• _Required work_: For each line below that includes the word "fear", make a copy.

• _Records for processing_:
------
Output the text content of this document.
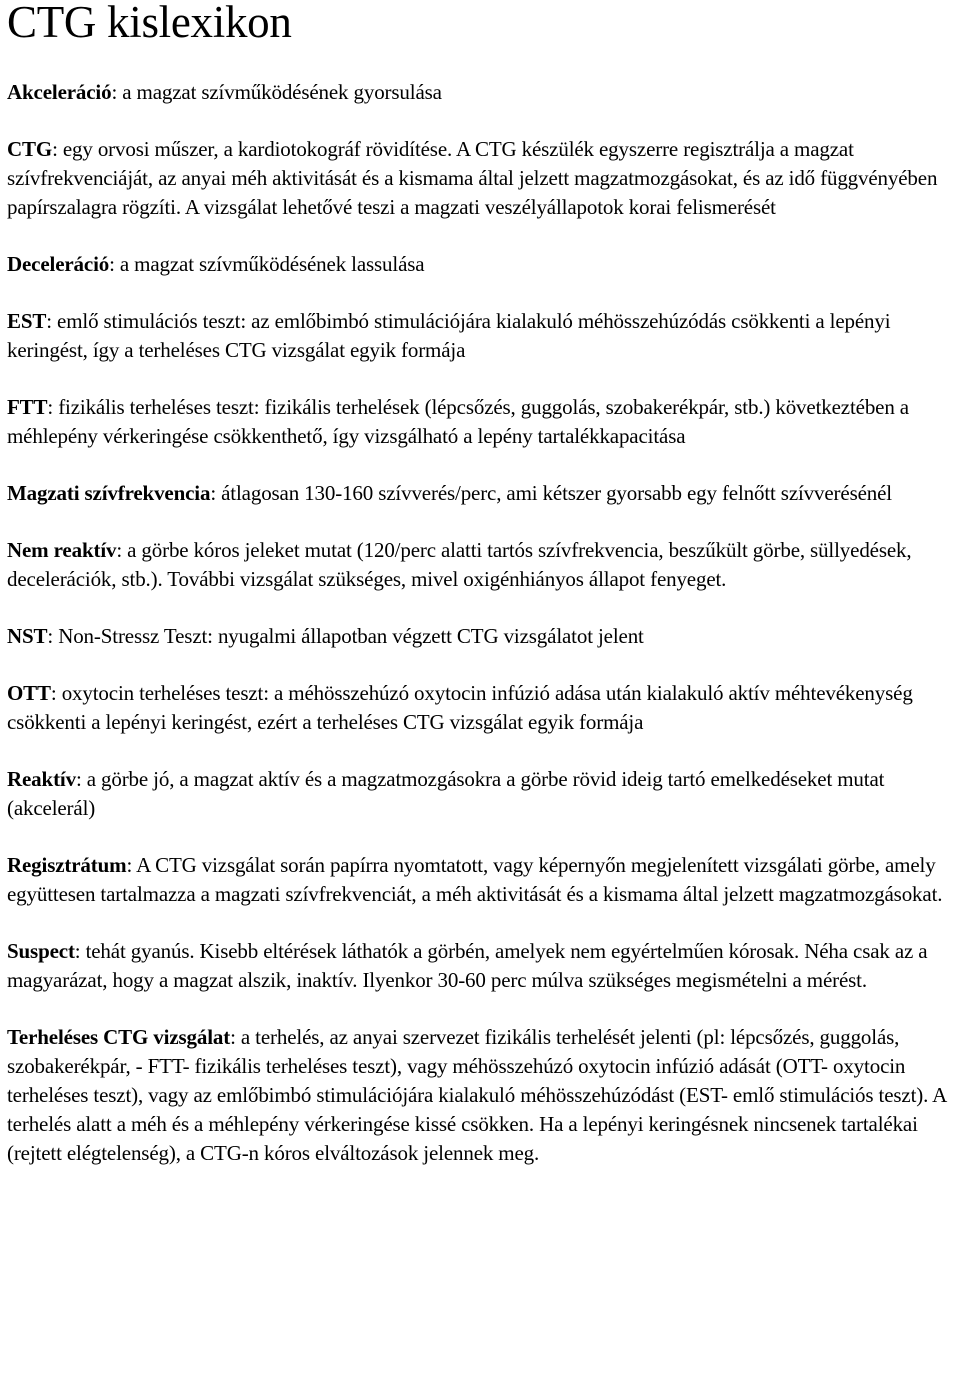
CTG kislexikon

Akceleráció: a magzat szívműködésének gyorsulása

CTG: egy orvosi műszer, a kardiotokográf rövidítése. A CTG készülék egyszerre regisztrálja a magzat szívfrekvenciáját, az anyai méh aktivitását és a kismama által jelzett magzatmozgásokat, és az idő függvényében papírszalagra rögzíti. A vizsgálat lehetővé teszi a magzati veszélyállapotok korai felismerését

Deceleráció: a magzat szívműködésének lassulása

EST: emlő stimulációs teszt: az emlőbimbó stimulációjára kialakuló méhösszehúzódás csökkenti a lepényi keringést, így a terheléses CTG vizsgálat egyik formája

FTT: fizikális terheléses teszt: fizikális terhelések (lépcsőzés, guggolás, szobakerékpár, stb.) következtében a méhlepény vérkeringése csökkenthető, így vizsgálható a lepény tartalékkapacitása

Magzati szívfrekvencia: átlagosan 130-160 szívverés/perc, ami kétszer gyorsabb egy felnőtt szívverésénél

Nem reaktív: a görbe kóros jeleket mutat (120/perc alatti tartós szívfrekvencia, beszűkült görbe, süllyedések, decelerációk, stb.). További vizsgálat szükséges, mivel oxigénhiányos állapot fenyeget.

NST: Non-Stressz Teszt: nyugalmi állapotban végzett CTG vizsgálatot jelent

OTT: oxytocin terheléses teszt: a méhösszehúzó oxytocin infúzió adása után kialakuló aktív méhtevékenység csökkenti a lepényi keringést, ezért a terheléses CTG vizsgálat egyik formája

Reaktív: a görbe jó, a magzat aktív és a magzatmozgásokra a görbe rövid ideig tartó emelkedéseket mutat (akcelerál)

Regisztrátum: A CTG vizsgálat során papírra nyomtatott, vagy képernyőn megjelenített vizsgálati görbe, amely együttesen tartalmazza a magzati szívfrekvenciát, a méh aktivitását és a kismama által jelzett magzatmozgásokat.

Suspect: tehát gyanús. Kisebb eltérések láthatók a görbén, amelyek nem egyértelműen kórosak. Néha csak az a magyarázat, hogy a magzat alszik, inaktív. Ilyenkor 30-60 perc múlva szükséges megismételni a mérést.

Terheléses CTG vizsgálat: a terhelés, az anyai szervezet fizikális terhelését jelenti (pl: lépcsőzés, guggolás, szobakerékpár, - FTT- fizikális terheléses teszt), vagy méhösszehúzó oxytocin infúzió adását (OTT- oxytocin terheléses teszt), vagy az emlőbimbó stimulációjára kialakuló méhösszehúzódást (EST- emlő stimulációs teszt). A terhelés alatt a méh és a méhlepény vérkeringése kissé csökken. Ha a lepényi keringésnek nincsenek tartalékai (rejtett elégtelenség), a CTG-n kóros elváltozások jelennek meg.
------
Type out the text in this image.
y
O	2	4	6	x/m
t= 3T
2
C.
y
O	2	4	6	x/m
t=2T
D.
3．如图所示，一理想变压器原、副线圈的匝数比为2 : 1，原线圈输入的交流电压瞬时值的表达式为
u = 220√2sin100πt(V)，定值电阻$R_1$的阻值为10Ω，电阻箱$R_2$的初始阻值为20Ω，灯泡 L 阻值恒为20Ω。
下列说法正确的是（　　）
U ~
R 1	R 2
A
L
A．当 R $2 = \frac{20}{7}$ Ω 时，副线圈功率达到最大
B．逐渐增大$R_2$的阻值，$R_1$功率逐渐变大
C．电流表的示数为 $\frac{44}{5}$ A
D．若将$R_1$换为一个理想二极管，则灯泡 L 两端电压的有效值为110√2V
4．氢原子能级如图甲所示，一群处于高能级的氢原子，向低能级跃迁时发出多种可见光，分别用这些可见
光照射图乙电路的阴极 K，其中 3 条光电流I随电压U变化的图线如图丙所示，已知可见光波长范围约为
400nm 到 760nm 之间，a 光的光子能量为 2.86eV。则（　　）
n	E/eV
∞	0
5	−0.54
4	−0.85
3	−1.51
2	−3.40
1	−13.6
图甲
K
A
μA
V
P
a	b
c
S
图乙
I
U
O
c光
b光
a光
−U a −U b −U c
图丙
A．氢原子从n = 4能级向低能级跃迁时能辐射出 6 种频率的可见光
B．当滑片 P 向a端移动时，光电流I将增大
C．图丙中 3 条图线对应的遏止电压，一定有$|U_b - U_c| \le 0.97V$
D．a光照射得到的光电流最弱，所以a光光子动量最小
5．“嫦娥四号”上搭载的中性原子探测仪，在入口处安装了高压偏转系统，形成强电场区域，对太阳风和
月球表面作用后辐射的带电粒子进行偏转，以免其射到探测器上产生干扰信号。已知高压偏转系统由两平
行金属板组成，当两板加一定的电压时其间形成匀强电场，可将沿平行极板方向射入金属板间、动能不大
------
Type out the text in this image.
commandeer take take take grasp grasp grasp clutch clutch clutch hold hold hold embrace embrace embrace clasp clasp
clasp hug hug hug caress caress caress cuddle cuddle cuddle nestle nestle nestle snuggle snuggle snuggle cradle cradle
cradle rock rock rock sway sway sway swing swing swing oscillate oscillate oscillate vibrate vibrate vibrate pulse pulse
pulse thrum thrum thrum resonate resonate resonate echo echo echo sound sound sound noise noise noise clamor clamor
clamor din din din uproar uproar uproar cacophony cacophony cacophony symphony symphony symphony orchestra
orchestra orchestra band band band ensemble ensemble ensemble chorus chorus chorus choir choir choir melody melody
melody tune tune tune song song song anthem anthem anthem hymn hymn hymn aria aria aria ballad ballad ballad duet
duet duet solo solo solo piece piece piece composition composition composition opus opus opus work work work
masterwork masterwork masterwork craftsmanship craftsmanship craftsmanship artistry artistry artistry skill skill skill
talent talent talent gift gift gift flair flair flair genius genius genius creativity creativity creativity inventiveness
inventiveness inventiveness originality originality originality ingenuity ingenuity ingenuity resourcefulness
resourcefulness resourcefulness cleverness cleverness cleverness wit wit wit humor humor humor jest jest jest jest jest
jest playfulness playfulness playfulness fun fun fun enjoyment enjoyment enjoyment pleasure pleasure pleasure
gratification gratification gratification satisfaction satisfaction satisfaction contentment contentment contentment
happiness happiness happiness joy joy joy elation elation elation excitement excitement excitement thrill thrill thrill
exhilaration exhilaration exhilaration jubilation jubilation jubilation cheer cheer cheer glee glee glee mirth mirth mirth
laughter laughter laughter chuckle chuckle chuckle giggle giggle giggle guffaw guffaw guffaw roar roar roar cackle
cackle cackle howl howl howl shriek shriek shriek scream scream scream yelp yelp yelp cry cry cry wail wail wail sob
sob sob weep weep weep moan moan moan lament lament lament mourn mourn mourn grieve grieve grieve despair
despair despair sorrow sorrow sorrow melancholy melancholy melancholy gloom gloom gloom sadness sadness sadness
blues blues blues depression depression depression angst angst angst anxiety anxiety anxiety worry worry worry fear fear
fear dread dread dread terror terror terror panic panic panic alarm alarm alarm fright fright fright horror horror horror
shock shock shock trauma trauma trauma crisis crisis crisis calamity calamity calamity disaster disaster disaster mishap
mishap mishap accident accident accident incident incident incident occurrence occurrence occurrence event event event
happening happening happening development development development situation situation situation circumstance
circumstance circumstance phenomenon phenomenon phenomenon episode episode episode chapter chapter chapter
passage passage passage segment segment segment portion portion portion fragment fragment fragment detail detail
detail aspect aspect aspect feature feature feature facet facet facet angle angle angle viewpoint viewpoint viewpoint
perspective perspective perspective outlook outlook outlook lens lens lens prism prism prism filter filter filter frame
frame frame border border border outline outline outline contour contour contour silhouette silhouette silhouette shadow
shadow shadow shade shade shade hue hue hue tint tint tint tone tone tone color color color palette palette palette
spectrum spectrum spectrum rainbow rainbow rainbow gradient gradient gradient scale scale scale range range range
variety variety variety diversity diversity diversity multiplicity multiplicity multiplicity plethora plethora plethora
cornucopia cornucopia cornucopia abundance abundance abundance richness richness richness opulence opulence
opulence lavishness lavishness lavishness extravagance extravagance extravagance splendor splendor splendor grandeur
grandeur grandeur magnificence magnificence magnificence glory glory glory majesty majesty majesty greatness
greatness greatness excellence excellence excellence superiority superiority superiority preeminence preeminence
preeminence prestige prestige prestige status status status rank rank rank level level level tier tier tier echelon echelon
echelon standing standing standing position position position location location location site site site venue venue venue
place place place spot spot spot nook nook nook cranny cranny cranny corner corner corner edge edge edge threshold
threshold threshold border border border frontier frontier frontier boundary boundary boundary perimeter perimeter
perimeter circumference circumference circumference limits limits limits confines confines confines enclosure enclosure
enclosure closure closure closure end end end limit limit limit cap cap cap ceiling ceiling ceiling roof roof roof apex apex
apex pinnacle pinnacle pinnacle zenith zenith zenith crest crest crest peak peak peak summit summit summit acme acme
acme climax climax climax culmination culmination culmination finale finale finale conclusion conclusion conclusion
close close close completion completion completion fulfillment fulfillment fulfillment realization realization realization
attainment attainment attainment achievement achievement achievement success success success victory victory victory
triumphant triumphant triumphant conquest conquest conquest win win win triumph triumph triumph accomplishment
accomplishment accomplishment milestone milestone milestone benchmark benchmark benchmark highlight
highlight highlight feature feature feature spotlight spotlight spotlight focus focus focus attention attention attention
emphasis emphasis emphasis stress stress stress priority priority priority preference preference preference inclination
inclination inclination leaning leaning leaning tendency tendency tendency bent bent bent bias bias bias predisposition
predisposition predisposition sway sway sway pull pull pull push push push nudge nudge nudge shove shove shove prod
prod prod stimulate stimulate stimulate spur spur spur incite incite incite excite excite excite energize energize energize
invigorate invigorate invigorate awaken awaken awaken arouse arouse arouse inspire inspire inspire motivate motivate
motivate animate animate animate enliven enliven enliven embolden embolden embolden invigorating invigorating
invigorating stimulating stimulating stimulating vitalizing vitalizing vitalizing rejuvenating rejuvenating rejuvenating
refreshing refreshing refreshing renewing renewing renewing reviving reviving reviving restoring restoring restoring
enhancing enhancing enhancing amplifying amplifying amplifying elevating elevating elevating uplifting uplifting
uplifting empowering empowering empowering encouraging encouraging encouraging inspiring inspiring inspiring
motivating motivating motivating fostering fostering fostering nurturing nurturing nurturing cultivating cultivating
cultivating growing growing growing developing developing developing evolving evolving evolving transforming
------
• _The result_:
blues blues blues depression depression depression angst angst angst anxiety anxiety anxiety worry worry worry fear fear
fear dread dread dread terror terror terror panic panic panic alarm alarm alarm fright fright fright horror horror horror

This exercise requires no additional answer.